(Items listed in a dataset)

──────

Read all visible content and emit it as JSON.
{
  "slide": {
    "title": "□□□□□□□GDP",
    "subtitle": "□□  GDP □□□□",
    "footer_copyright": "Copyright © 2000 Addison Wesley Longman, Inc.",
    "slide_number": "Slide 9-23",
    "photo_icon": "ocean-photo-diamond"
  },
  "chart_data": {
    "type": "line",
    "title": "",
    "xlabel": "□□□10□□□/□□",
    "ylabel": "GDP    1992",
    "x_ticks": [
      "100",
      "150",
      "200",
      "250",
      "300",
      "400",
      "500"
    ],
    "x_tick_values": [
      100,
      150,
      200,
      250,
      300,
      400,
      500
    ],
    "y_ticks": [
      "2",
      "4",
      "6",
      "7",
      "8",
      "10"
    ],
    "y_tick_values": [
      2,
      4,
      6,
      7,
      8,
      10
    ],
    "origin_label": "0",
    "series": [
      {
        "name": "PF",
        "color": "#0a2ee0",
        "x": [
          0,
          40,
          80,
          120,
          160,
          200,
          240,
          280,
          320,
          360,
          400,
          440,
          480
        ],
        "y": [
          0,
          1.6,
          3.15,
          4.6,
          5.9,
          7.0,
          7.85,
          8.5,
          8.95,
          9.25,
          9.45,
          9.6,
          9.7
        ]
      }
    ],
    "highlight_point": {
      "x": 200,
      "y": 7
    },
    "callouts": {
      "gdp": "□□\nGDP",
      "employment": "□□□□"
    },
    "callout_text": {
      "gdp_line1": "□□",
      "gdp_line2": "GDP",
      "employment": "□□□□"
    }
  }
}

──────

Working from the material above, retype it in its entirety without change.

▶ [RESULT OF THE EXERCISE]:
Read all visible content and emit it as JSON.
{
  "slide": {
    "title": "□□□□□□□GDP",
    "subtitle": "□□  GDP □□□□",
    "footer_copyright": "Copyright © 2000 Addison Wesley Longman, Inc.",
    "slide_number": "Slide 9-23",
    "photo_icon": "ocean-photo-diamond"
  },
  "chart_data": {
    "type": "line",
    "title": "",
    "xlabel": "□□□10□□□/□□",
    "ylabel": "GDP    1992",
    "x_ticks": [
      "100",
      "150",
      "200",
      "250",
      "300",
      "400",
      "500"
    ],
    "x_tick_values": [
      100,
      150,
      200,
      250,
      300,
      400,
      500
    ],
    "y_ticks": [
      "2",
      "4",
      "6",
      "7",
      "8",
      "10"
    ],
    "y_tick_values": [
      2,
      4,
      6,
      7,
      8,
      10
    ],
    "origin_label": "0",
    "series": [
      {
        "name": "PF",
        "color": "#0a2ee0",
        "x": [
          0,
          40,
          80,
          120,
          160,
          200,
          240,
          280,
          320,
          360,
          400,
          440,
          480
        ],
        "y": [
          0,
          1.6,
          3.15,
          4.6,
          5.9,
          7.0,
          7.85,
          8.5,
          8.95,
          9.25,
          9.45,
          9.6,
          9.7
        ]
      }
    ],
    "highlight_point": {
      "x": 200,
      "y": 7
    },
    "callouts": {
      "gdp": "□□\nGDP",
      "employment": "□□□□"
    },
    "callout_text": {
      "gdp_line1": "□□",
      "gdp_line2": "GDP",
      "employment": "□□□□"
    }
  }
}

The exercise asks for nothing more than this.